━━━ SUPPLIED RECORDS ━━━
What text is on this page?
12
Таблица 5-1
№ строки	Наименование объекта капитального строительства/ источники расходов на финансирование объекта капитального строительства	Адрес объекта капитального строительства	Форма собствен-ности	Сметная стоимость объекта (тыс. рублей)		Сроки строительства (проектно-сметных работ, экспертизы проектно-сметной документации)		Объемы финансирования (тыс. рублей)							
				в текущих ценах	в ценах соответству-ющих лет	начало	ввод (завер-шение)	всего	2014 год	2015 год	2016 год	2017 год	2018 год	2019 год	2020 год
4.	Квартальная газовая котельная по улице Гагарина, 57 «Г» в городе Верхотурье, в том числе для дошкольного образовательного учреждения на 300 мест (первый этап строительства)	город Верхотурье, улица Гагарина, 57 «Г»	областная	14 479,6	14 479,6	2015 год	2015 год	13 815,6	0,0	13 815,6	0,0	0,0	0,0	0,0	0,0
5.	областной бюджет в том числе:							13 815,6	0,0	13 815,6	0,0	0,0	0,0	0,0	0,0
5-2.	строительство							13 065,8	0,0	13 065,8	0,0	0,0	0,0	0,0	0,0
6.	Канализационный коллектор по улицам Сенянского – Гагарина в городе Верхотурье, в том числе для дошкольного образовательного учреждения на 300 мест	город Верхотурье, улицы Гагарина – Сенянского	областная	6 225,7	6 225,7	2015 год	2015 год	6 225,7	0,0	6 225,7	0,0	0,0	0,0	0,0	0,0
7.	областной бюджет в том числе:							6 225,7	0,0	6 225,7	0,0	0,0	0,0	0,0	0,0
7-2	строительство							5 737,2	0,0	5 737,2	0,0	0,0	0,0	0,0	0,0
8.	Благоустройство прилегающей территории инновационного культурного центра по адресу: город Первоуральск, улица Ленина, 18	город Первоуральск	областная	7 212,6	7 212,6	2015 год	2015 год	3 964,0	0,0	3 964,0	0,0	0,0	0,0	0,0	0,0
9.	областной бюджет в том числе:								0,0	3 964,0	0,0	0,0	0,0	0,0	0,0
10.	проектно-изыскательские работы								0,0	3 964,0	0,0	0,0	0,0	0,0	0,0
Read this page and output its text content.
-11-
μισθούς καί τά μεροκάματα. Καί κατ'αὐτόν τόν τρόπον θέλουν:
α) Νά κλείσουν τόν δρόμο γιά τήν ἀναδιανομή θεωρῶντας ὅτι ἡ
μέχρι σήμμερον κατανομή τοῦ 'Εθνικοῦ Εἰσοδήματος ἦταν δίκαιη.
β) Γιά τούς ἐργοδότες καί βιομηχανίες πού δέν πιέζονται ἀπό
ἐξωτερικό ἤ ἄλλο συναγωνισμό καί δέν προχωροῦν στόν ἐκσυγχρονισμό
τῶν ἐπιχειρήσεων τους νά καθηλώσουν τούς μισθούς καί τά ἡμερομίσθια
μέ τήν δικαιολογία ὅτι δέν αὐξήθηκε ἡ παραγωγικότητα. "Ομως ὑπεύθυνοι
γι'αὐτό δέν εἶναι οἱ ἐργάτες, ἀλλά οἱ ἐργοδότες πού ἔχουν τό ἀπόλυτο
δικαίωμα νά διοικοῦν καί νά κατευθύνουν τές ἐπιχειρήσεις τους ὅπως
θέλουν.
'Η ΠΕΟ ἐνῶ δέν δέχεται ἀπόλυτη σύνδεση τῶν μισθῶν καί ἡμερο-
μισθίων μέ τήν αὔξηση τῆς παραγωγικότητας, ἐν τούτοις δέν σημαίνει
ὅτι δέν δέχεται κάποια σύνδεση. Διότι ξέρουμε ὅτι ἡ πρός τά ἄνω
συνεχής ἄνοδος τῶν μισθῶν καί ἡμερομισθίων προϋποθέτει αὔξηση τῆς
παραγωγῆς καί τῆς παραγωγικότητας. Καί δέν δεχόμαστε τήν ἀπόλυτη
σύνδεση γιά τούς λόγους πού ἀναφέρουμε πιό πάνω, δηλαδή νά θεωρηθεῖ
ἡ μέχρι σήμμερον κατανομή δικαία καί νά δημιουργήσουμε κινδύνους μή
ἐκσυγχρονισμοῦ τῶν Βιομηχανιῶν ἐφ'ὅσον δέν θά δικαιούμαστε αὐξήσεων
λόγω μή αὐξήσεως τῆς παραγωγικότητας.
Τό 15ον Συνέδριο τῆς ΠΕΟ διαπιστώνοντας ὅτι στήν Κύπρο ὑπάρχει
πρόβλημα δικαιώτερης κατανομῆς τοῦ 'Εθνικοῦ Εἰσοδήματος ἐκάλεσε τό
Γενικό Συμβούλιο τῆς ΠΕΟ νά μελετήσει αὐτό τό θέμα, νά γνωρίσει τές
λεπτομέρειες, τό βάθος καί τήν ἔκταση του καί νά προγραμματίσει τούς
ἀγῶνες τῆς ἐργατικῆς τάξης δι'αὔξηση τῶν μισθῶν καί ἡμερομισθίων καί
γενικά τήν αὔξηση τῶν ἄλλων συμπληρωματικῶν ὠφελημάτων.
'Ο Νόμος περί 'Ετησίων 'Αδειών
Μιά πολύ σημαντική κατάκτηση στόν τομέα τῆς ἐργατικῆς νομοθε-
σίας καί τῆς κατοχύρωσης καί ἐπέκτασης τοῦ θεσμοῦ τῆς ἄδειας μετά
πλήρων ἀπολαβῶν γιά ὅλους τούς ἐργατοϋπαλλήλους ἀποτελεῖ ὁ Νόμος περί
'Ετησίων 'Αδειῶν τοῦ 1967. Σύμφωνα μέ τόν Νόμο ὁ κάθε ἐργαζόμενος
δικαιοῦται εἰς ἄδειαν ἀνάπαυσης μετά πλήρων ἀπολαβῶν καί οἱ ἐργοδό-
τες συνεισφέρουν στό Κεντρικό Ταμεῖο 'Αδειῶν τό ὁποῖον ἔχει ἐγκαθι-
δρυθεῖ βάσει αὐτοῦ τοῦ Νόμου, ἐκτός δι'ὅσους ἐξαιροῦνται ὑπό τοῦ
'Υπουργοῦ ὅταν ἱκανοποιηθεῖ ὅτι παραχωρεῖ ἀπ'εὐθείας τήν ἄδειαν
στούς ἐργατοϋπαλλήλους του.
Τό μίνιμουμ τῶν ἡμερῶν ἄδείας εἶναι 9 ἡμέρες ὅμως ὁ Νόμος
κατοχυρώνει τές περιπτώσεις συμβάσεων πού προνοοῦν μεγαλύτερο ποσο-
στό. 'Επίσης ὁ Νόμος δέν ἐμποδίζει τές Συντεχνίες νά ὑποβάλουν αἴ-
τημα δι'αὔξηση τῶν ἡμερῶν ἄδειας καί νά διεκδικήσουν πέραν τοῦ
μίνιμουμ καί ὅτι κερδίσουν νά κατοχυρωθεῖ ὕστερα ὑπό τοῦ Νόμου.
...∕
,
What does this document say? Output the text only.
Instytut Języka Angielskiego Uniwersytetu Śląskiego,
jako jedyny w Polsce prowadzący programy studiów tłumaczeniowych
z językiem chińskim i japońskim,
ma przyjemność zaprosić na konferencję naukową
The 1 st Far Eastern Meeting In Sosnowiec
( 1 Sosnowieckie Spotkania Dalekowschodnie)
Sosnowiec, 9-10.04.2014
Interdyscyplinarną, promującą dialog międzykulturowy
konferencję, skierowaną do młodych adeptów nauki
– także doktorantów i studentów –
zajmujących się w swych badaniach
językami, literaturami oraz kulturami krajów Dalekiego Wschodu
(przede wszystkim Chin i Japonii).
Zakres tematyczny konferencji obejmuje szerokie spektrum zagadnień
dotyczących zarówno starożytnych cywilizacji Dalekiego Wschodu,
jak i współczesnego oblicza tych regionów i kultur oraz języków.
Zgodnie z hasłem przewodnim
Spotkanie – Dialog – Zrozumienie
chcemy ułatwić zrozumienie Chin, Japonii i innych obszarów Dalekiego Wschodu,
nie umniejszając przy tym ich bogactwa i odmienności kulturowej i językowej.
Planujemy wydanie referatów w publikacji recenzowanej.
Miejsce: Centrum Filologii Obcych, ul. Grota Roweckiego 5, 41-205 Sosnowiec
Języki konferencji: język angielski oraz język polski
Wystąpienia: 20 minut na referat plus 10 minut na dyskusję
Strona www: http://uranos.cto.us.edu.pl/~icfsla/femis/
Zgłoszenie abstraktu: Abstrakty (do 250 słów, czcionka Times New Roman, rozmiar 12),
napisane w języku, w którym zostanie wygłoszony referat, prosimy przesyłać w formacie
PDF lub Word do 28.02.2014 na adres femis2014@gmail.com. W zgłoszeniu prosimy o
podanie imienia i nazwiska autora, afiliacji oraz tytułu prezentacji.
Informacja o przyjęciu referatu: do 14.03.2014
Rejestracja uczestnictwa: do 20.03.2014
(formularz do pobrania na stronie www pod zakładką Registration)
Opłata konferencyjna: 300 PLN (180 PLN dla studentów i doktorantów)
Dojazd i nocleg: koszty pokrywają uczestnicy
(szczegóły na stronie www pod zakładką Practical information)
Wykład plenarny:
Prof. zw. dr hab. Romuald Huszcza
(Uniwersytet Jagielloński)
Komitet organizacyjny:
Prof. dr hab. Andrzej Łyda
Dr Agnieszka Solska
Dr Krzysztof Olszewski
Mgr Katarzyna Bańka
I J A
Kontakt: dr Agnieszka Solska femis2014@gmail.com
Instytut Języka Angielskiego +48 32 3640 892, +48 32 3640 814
━━━
**PROBLEM TO SOLVE**
Show the lines of the data that hold the word "Chin".

**TASK ANSWER**
(przede wszystkim Chin i Japonii).
chcemy ułatwić zrozumienie Chin, Japonii i innych obszarów Dalekiego Wschodu,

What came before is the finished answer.